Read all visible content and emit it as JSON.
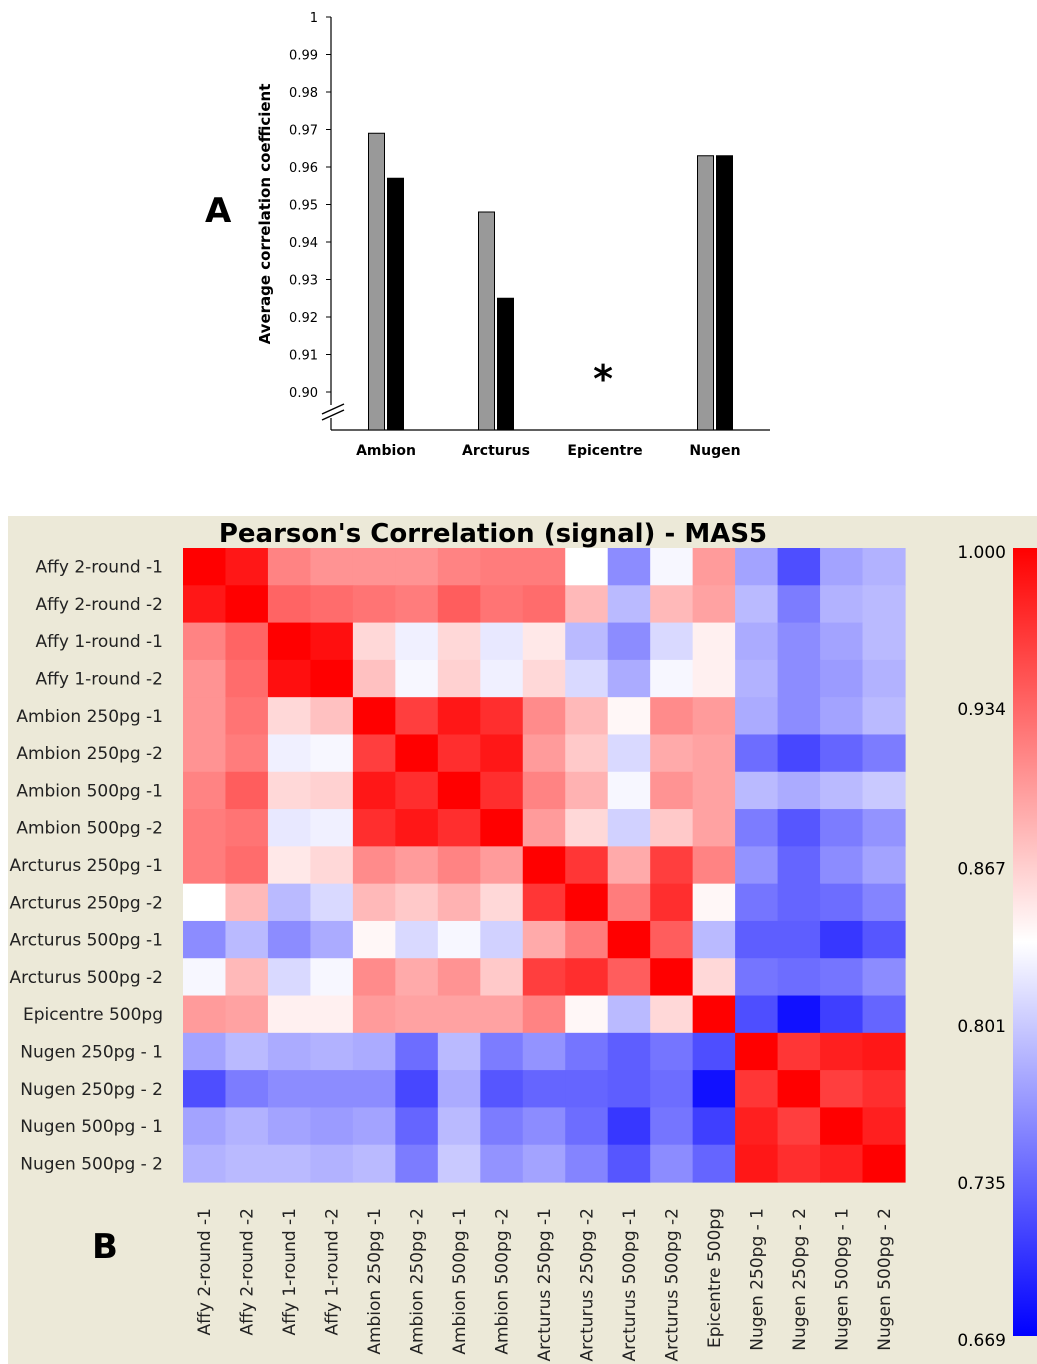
{
  "panel_a_letter": "A",
  "panel_b_letter": "B",
  "colors": {
    "bar_grey": "#999999",
    "bar_black": "#000000",
    "heatmap_bg": "#ece9d8",
    "low": "#0000ff",
    "mid": "#ffffff",
    "high": "#ff0000"
  },
  "chart_data": [
    {
      "type": "bar",
      "title": "",
      "xlabel": "",
      "ylabel": "Average correlation coefficient",
      "ylim": [
        0.9,
        1.0
      ],
      "axis_break": true,
      "yticks": [
        "1",
        "0.99",
        "0.98",
        "0.97",
        "0.96",
        "0.95",
        "0.94",
        "0.93",
        "0.92",
        "0.91",
        "0.90"
      ],
      "categories": [
        "Ambion",
        "Arcturus",
        "Epicentre",
        "Nugen"
      ],
      "series": [
        {
          "color": "#999999",
          "values": [
            0.969,
            0.948,
            null,
            0.963
          ]
        },
        {
          "color": "#000000",
          "values": [
            0.957,
            0.925,
            null,
            0.963
          ]
        }
      ],
      "annotations": [
        {
          "category": "Epicentre",
          "text": "*"
        }
      ]
    },
    {
      "type": "heatmap",
      "title": "Pearson's Correlation (signal) - MAS5",
      "row_labels": [
        "Affy 2-round -1",
        "Affy 2-round -2",
        "Affy 1-round -1",
        "Affy 1-round -2",
        "Ambion 250pg -1",
        "Ambion 250pg -2",
        "Ambion 500pg -1",
        "Ambion 500pg -2",
        "Arcturus 250pg -1",
        "Arcturus 250pg -2",
        "Arcturus 500pg -1",
        "Arcturus 500pg -2",
        "Epicentre 500pg",
        "Nugen 250pg - 1",
        "Nugen 250pg - 2",
        "Nugen 500pg - 1",
        "Nugen 500pg - 2"
      ],
      "col_labels": [
        "Affy 2-round -1",
        "Affy 2-round -2",
        "Affy 1-round -1",
        "Affy 1-round -2",
        "Ambion 250pg -1",
        "Ambion 250pg -2",
        "Ambion 500pg -1",
        "Ambion 500pg -2",
        "Arcturus 250pg -1",
        "Arcturus 250pg -2",
        "Arcturus 500pg -1",
        "Arcturus 500pg -2",
        "Epicentre 500pg",
        "Nugen 250pg - 1",
        "Nugen 250pg - 2",
        "Nugen 500pg - 1",
        "Nugen 500pg - 2"
      ],
      "colorbar": {
        "min": 0.669,
        "max": 1.0,
        "mid": 0.835,
        "tick_labels": [
          "1.000",
          "0.934",
          "0.867",
          "0.801",
          "0.735",
          "0.669"
        ]
      },
      "values": [
        [
          1.0,
          0.985,
          0.915,
          0.905,
          0.905,
          0.905,
          0.915,
          0.92,
          0.92,
          0.835,
          0.76,
          0.83,
          0.9,
          0.775,
          0.72,
          0.775,
          0.785
        ],
        [
          0.985,
          1.0,
          0.935,
          0.93,
          0.925,
          0.92,
          0.94,
          0.925,
          0.93,
          0.88,
          0.79,
          0.88,
          0.895,
          0.79,
          0.75,
          0.785,
          0.79
        ],
        [
          0.915,
          0.935,
          1.0,
          0.99,
          0.86,
          0.825,
          0.86,
          0.82,
          0.85,
          0.79,
          0.76,
          0.81,
          0.845,
          0.78,
          0.76,
          0.775,
          0.79
        ],
        [
          0.905,
          0.93,
          0.99,
          1.0,
          0.875,
          0.83,
          0.865,
          0.825,
          0.86,
          0.81,
          0.78,
          0.83,
          0.845,
          0.785,
          0.76,
          0.77,
          0.785
        ],
        [
          0.905,
          0.925,
          0.86,
          0.875,
          1.0,
          0.96,
          0.985,
          0.97,
          0.91,
          0.88,
          0.84,
          0.91,
          0.9,
          0.78,
          0.76,
          0.775,
          0.79
        ],
        [
          0.905,
          0.92,
          0.825,
          0.83,
          0.96,
          1.0,
          0.97,
          0.985,
          0.9,
          0.87,
          0.81,
          0.89,
          0.895,
          0.74,
          0.715,
          0.735,
          0.75
        ],
        [
          0.915,
          0.94,
          0.86,
          0.865,
          0.985,
          0.97,
          1.0,
          0.97,
          0.915,
          0.885,
          0.83,
          0.905,
          0.895,
          0.79,
          0.78,
          0.79,
          0.8
        ],
        [
          0.92,
          0.925,
          0.82,
          0.825,
          0.97,
          0.985,
          0.97,
          1.0,
          0.9,
          0.86,
          0.805,
          0.87,
          0.895,
          0.75,
          0.725,
          0.75,
          0.765
        ],
        [
          0.92,
          0.93,
          0.85,
          0.86,
          0.91,
          0.9,
          0.915,
          0.9,
          1.0,
          0.965,
          0.89,
          0.96,
          0.915,
          0.765,
          0.735,
          0.76,
          0.775
        ],
        [
          0.835,
          0.88,
          0.79,
          0.81,
          0.88,
          0.87,
          0.885,
          0.86,
          0.965,
          1.0,
          0.92,
          0.97,
          0.84,
          0.745,
          0.735,
          0.74,
          0.755
        ],
        [
          0.76,
          0.79,
          0.76,
          0.78,
          0.84,
          0.81,
          0.83,
          0.805,
          0.89,
          0.92,
          1.0,
          0.94,
          0.79,
          0.73,
          0.73,
          0.705,
          0.725
        ],
        [
          0.83,
          0.88,
          0.81,
          0.83,
          0.91,
          0.89,
          0.905,
          0.87,
          0.96,
          0.97,
          0.94,
          1.0,
          0.86,
          0.745,
          0.74,
          0.745,
          0.76
        ],
        [
          0.9,
          0.895,
          0.845,
          0.845,
          0.9,
          0.895,
          0.895,
          0.895,
          0.915,
          0.84,
          0.79,
          0.86,
          1.0,
          0.72,
          0.68,
          0.71,
          0.735
        ],
        [
          0.775,
          0.79,
          0.78,
          0.785,
          0.78,
          0.74,
          0.79,
          0.75,
          0.765,
          0.745,
          0.73,
          0.745,
          0.72,
          1.0,
          0.965,
          0.98,
          0.985
        ],
        [
          0.72,
          0.75,
          0.76,
          0.76,
          0.76,
          0.715,
          0.78,
          0.725,
          0.735,
          0.735,
          0.73,
          0.74,
          0.68,
          0.965,
          1.0,
          0.96,
          0.97
        ],
        [
          0.775,
          0.785,
          0.775,
          0.77,
          0.775,
          0.735,
          0.79,
          0.75,
          0.76,
          0.74,
          0.705,
          0.745,
          0.71,
          0.98,
          0.96,
          1.0,
          0.98
        ],
        [
          0.785,
          0.79,
          0.79,
          0.785,
          0.79,
          0.75,
          0.8,
          0.765,
          0.775,
          0.755,
          0.725,
          0.76,
          0.735,
          0.985,
          0.97,
          0.98,
          1.0
        ]
      ]
    }
  ]
}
·····
OBJECTIVE
Copy each line of the data that contains the word "title".

CORRECT RESULT
      "title": "",
      "title": "Pearson's Correlation (signal) - MAS5",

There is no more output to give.